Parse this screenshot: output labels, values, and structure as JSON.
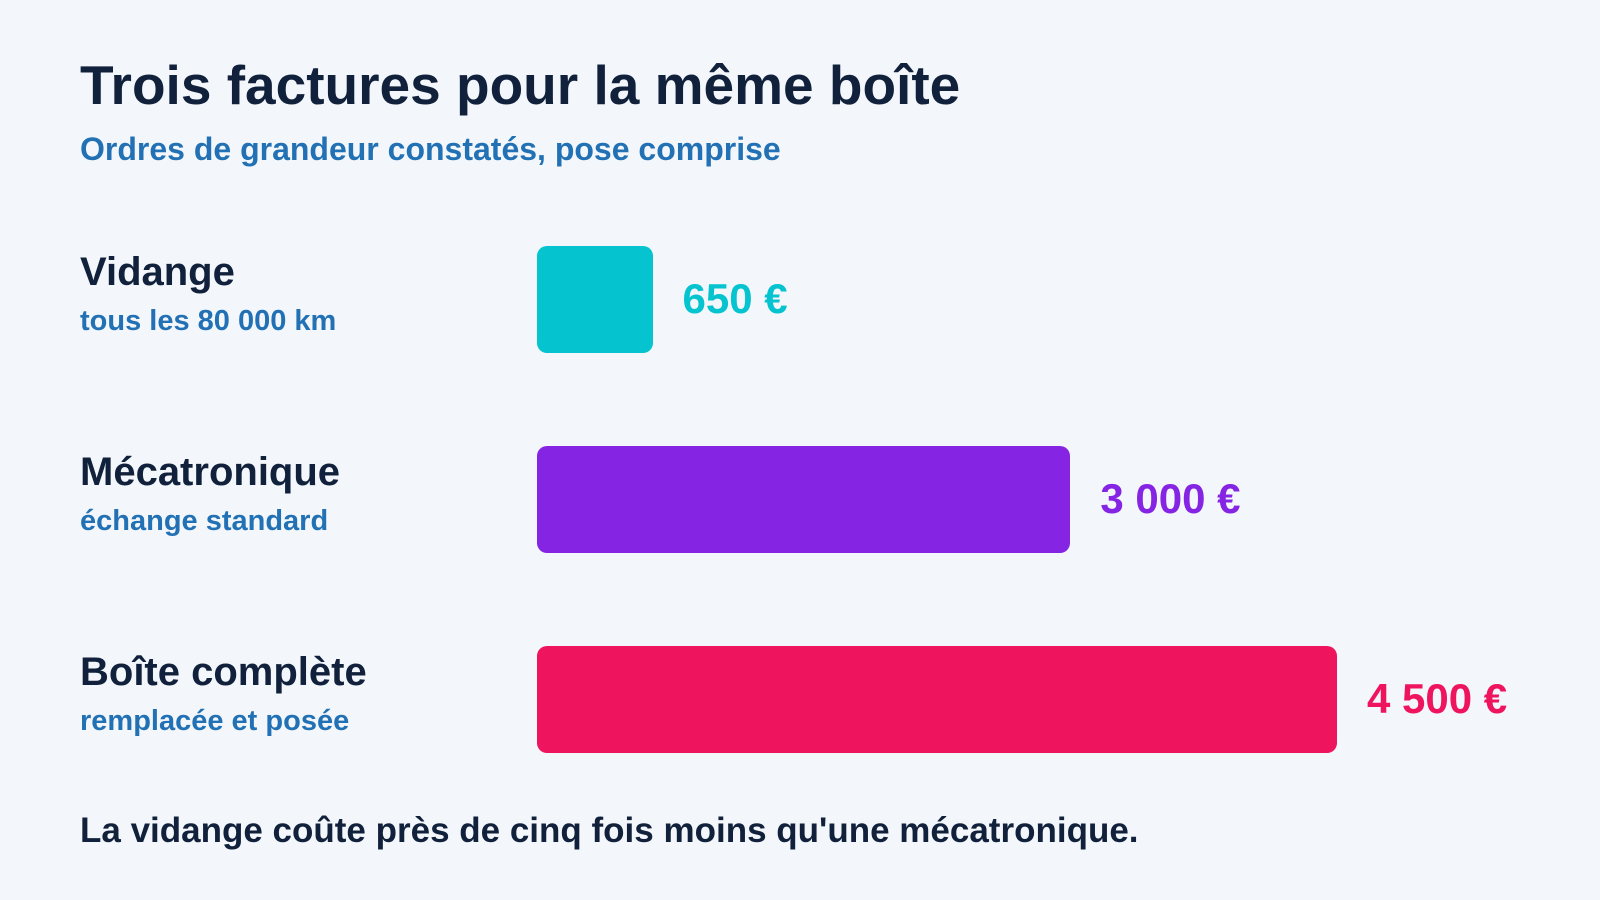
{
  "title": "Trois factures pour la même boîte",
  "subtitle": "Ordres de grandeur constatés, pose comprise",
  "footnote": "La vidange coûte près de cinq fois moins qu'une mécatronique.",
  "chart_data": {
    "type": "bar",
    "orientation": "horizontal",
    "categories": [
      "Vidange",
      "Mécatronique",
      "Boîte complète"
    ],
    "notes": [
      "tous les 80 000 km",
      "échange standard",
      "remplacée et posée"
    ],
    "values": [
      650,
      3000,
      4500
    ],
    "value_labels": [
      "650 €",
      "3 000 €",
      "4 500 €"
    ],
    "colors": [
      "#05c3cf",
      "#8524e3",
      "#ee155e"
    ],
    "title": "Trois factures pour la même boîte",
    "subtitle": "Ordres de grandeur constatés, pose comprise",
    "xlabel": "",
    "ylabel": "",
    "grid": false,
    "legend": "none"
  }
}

- Written problem -
Transcribe the records above verbatim. Do not carry over any picture.

- Complete output -
Parse this screenshot: output labels, values, and structure as JSON.
{
  "title": "Trois factures pour la même boîte",
  "subtitle": "Ordres de grandeur constatés, pose comprise",
  "footnote": "La vidange coûte près de cinq fois moins qu'une mécatronique.",
  "chart_data": {
    "type": "bar",
    "orientation": "horizontal",
    "categories": [
      "Vidange",
      "Mécatronique",
      "Boîte complète"
    ],
    "notes": [
      "tous les 80 000 km",
      "échange standard",
      "remplacée et posée"
    ],
    "values": [
      650,
      3000,
      4500
    ],
    "value_labels": [
      "650 €",
      "3 000 €",
      "4 500 €"
    ],
    "colors": [
      "#05c3cf",
      "#8524e3",
      "#ee155e"
    ],
    "title": "Trois factures pour la même boîte",
    "subtitle": "Ordres de grandeur constatés, pose comprise",
    "xlabel": "",
    "ylabel": "",
    "grid": false,
    "legend": "none"
  }
}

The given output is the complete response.